» Excerpt provided
[Start of Attachment]
This solved all positional issues. The first image above shows the erroneus positional readings, and the picture on the right shows the position reseting to the minimum X position of 0. Now, I was able to finally improve on this design by adding in the Z-axis.

Double Axis Button Stepper Control

Because I already had all the code written for one axis, I was able to easily add in another axis without too much trouble. The bulk of the changes were just adding variables for the new Z-axis and chaning old variables to X specific ones so I could make new Z-specific vairables. I also had to make a new axis and carriage using the rest of the lazer-cut pieces. The process for creating and attaching the new axis is shown below.

Double Axis
Double Sided Tape Axis

I created the second axis and oriented the motor wires to left side. I changed the motor oreintation on the old X axis to do the same. This was so the Z-axis motor wires can have more space to flex instead of being pressed against the X carriage.

To attach the two axis, I just used some double-sided tape, which turned out to create a really good bond as seen on the gif to the right.

There are many ways to attach the two axes, but at this point, I still hadn't decided where I was going with this assignment, so I figured a temporary solution with double-sided tape would to the trick.

Double Side Tape Gif

Now, it was time for the coding part. Like I said, the coding part was pretty easy because I just had to duplicate and edit the code I already had for the X-axis.

Again, because the code is very similar to the code of the last machine, I will just breifly go over the changes here.

I included the MultiStepper library, which is part of the AccelStepper library, but since I'm not exactly sure if some functions I used were part of the MultiStepper library, I just kept it in.

I then defined integers to each motor pin and button pin for the Z-axis. I created a new variable for the Z position, Zpos, which is used for setting limits of the Z carriage.

I redefined the regular stepper to StepperX and StepperZ. This allows me to indivudally control each motor. I changed all the old regular stepper. function beginnings to stepperX. so that they would control the X-axis.

I setup the Z stepper parameters (maximum speed and acceleration) added a Z-axis homing part to the homing section of the code. Then, I basically duplicated the X-axis while() functions and changed the stepper variable to StepperZ for the Z-axis.

Finally, I added the Serial.print lines of code for the Z position and added the Z maximum and limit reset with the very last two if() statements.

Now, the Z-axis functions exactly the same as the X-axis does and is controllable using two more buttons. This increased the total buttons on the breadboard from two to four. I also had to add another stepper driver to the circuit, which added a lot of wires. The circuit pictures are further below.

That's pretty much all there was to adding the Z-axis: add new variables, change old variables, and add new Z-axis functions. A video showing how it works is embeded below.

Below are the images of the breadboard circuit. It's pretty much double the wires of the single axis machine. I color-coded the wires and labeled which color corresponds to which pin in the code.

2nd Breadboard Main
2nd Breadboard Top Diag
2nd Breadboard Back

Now that I had two axes working perfetly, I figured out where I wanted to take this assignment. I wanted to make a fruit/vegetable chopping bot.

Button Controlled Fruit and Vegetable Chop Bot

For my chop bot, I 3D modeled and printed out a knife, which isn't sharp at all, and changed some of the code around. I designed the knife to perfectly match the height of the Z-carriage and attach to the front face piece using the two included m5 screws. I made the screw holes on the knife a pill shape, rather than a circular shape, so the knife height can be slightly adjusted up or down, depending on the thickness of the double-sided tape. I also cut out two holes near the bottom for saving material and because it looks cool.
[End of Attachment]
» What the task asks
Please carry on the write-up above about the two-axis button-controlled stepper build, picking up right after its last sentence.

» Information provided
[Start of Attachment]
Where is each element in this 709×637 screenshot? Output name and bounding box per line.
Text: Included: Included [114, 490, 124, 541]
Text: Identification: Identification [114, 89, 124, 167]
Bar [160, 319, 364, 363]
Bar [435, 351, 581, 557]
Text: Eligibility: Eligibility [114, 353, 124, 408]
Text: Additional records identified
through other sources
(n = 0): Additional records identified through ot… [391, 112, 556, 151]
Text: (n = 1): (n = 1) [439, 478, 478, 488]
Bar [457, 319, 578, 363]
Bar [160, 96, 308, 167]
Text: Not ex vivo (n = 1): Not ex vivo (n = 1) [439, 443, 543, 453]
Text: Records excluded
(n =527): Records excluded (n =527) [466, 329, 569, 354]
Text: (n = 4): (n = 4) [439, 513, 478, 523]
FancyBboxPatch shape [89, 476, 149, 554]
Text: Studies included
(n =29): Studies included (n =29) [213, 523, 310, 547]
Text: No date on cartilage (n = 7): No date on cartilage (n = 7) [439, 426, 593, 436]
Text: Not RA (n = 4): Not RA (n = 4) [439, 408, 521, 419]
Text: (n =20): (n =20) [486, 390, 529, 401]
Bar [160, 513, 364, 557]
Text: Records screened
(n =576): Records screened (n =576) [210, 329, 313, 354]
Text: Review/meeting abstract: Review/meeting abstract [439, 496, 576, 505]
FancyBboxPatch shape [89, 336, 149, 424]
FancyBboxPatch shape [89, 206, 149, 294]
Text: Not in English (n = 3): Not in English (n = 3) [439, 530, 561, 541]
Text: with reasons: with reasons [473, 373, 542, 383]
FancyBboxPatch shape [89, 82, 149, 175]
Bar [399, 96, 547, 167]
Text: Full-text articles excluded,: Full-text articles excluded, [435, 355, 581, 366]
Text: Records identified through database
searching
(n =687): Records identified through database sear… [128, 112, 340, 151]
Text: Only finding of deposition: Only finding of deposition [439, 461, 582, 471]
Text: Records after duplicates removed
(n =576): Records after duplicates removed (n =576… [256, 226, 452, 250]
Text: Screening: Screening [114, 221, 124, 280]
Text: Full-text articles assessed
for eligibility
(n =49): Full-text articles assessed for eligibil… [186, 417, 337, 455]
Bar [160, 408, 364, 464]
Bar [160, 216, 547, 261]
[End of Attachment]
» Result of this task
It now looks more like a fruit and vegetable guillotine than anything else.

3D printed Knife
Knife On Part
Knife On Carriage

One physical change I made was a modification to the Z-axis pulley screw. Because the Z carriage kept getting a lot of friction on the Z-axis causing step skips, I replaced the M5 screw that attaches black timing belt pulley to the top of the frame with a wodden dowel that was about as equally thick as the M5 screw. This solved the friction issue because now the belt was perfectly straight, as was the pully itself. The dowel runs through both sides of the axis. This is shown below

Dowel TopSq

The biggest changes in general for the Chop Bot are the removal of one button and changing the Z movement to go all the way down and then back up. I removed one button because I only wanted one "chop" button. So you can move it left, right, and then chop, which is the down and up movement combined. This actually meant that the code got smaller because I removed quite a bit. There is no code for the 4th button and Zpos variable anymore. A demonstration of this is shown in the gif below.

Knife Test Demo Gif

Another thing I changed was the Z range. I made it 2450 instead of 2400. This is so the knife goes all the way to the ground and back up. The old 2400 range was just so the Z and X carriages don't collide into the sides. I found that 2450 was the perfect amount, especially with the small adjustments on the knife itself.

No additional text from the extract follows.